» **Dataset extract**:
= = = = = = =

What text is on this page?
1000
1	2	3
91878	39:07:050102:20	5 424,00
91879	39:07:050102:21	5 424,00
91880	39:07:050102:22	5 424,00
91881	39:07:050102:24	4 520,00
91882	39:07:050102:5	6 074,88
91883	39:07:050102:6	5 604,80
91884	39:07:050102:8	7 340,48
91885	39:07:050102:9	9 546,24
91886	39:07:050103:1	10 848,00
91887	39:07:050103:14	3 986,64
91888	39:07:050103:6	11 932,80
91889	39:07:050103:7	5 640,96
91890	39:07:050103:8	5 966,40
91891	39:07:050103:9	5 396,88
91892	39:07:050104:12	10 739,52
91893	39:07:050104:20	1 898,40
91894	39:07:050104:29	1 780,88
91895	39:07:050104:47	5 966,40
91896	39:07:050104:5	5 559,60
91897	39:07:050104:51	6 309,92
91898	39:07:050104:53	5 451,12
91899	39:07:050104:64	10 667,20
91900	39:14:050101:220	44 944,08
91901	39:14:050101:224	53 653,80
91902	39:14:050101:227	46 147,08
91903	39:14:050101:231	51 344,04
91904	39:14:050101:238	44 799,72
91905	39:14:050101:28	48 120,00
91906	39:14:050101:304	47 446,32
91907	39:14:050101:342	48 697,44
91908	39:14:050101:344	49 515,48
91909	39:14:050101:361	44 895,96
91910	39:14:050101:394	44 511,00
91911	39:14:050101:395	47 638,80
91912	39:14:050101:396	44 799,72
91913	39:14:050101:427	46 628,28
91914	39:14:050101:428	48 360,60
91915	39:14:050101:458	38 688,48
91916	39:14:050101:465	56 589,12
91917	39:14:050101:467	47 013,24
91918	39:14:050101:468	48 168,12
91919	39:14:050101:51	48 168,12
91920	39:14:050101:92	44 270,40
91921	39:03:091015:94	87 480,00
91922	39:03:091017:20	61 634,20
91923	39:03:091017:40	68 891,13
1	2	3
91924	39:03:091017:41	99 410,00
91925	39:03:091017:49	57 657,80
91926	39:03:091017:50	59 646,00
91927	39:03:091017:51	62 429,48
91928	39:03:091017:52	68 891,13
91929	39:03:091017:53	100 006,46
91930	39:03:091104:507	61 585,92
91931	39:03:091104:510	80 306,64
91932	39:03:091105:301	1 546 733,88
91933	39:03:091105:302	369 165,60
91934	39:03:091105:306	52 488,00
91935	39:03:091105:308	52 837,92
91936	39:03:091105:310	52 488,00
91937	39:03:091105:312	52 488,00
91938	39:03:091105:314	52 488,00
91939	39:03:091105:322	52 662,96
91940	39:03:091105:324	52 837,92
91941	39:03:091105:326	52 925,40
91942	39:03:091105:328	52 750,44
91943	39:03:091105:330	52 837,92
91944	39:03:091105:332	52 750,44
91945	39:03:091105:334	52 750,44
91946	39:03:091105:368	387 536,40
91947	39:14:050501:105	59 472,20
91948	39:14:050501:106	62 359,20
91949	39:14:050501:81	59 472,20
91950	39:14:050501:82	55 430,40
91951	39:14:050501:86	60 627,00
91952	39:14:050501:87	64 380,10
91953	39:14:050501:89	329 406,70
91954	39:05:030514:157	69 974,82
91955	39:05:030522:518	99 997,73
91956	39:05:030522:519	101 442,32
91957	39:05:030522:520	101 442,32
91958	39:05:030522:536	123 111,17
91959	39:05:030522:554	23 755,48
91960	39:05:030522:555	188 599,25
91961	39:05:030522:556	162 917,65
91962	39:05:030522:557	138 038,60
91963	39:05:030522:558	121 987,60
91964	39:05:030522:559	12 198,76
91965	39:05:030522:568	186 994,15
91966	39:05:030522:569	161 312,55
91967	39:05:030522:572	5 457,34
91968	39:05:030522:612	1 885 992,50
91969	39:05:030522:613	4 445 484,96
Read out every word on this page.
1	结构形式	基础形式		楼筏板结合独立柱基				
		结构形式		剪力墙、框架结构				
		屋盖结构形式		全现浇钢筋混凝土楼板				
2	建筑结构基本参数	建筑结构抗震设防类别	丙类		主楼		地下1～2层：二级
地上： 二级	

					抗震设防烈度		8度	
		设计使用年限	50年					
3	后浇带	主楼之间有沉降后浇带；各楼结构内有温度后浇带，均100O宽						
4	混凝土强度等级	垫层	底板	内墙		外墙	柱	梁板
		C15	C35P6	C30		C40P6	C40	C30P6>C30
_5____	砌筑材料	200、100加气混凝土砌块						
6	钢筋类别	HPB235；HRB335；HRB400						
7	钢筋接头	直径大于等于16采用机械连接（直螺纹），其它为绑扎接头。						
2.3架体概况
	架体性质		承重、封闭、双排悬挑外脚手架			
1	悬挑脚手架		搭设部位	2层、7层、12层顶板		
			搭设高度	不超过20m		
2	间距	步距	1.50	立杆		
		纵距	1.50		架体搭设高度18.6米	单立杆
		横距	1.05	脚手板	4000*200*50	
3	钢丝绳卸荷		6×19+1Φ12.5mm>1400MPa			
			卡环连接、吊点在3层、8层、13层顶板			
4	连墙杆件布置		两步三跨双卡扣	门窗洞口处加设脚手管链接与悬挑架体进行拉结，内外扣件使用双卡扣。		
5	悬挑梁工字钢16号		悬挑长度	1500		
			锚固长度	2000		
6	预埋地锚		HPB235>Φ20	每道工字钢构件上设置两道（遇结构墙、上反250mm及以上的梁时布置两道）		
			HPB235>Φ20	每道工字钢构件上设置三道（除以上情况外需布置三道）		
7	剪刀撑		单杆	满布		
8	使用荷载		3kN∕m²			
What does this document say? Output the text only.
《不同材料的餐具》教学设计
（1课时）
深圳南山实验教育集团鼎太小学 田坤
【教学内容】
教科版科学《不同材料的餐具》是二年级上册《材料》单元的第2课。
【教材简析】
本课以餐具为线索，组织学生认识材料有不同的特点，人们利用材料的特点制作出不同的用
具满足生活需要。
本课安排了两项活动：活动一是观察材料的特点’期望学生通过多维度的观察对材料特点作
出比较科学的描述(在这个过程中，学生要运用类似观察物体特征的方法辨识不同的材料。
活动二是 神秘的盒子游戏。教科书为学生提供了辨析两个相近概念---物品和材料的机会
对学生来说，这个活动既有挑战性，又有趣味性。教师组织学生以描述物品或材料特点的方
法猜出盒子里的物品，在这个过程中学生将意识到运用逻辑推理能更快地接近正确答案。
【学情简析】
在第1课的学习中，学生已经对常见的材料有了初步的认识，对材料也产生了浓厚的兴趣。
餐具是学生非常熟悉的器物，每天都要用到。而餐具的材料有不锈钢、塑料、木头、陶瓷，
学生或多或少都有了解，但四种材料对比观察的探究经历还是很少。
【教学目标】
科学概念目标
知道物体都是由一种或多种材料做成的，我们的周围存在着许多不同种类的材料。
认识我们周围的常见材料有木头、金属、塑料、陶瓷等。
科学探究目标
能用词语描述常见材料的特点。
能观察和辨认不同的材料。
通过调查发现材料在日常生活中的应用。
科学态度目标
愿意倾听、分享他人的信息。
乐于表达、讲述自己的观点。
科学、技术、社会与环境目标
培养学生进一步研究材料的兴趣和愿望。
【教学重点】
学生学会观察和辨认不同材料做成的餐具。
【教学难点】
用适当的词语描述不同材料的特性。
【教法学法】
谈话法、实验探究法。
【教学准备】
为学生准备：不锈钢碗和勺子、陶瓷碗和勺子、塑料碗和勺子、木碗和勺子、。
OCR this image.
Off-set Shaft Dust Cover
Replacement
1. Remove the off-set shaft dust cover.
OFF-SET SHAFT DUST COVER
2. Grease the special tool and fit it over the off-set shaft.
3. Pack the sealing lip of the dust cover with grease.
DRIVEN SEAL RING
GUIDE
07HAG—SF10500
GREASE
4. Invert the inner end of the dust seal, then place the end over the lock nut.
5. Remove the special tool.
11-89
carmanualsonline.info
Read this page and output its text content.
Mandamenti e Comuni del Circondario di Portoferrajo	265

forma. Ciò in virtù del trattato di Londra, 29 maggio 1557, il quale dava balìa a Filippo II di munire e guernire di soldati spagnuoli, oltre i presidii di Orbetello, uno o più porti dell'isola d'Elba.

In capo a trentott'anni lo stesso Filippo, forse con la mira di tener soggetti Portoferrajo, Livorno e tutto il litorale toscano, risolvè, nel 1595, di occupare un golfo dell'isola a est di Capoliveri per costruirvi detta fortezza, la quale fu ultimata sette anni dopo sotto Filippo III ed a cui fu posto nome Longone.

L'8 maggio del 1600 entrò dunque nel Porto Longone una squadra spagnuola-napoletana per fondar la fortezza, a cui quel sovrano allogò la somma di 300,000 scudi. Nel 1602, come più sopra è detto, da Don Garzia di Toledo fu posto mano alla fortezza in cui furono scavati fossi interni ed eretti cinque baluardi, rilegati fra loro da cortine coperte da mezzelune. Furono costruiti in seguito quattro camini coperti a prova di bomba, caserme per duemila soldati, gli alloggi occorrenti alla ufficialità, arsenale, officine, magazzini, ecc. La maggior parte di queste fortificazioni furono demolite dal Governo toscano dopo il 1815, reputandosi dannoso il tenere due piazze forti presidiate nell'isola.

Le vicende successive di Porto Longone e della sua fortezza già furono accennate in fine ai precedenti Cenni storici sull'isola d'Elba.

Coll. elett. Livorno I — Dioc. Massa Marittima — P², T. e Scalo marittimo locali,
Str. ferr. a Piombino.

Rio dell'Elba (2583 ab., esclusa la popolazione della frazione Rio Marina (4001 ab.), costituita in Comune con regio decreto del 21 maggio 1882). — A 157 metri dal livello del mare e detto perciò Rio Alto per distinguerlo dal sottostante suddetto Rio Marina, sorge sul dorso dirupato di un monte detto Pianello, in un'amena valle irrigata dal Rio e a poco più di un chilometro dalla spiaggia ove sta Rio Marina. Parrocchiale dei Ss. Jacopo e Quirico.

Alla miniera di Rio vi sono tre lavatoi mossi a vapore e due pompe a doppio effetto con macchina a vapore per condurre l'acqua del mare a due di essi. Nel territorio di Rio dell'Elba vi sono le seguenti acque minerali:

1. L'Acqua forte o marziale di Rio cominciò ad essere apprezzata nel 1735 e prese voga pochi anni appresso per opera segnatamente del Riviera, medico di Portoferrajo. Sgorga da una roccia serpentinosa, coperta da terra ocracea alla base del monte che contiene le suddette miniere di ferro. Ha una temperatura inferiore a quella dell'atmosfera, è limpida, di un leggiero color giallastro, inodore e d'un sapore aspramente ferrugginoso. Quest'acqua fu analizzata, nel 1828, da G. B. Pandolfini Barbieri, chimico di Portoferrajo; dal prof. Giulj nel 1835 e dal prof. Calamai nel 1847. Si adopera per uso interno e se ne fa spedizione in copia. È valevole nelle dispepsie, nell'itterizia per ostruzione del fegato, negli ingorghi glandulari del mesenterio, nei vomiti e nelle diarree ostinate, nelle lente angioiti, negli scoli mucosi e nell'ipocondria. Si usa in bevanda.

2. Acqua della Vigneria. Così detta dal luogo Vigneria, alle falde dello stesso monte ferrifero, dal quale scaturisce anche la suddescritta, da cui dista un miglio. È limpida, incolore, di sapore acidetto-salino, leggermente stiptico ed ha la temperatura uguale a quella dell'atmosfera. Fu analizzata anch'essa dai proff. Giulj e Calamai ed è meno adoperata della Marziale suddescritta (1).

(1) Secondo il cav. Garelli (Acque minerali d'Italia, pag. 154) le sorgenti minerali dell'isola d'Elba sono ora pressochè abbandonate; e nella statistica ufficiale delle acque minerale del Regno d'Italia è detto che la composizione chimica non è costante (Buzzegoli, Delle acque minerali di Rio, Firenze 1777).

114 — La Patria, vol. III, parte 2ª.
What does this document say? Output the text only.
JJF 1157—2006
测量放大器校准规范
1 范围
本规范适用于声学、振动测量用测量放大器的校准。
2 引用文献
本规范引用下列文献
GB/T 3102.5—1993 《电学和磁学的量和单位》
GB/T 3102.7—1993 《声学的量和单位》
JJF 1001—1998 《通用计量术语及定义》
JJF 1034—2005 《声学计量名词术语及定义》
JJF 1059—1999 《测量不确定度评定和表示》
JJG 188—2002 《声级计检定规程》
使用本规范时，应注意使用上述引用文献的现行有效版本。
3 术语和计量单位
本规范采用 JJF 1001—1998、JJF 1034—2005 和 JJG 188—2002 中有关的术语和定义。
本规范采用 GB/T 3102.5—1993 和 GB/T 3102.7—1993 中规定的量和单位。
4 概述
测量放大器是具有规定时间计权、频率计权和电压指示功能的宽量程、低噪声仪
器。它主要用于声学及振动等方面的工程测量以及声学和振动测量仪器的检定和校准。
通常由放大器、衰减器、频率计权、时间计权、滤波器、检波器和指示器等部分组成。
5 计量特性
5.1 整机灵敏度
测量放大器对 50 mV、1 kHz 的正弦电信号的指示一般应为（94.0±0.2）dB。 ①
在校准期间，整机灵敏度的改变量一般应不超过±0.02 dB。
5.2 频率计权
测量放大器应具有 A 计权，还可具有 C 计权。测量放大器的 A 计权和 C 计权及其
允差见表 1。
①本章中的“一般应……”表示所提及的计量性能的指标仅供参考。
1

= = = = = = =

» **Objective**:
Count every line in the data that contains the word "Remove", then give that count and nothing else.

» **Full solution**:
2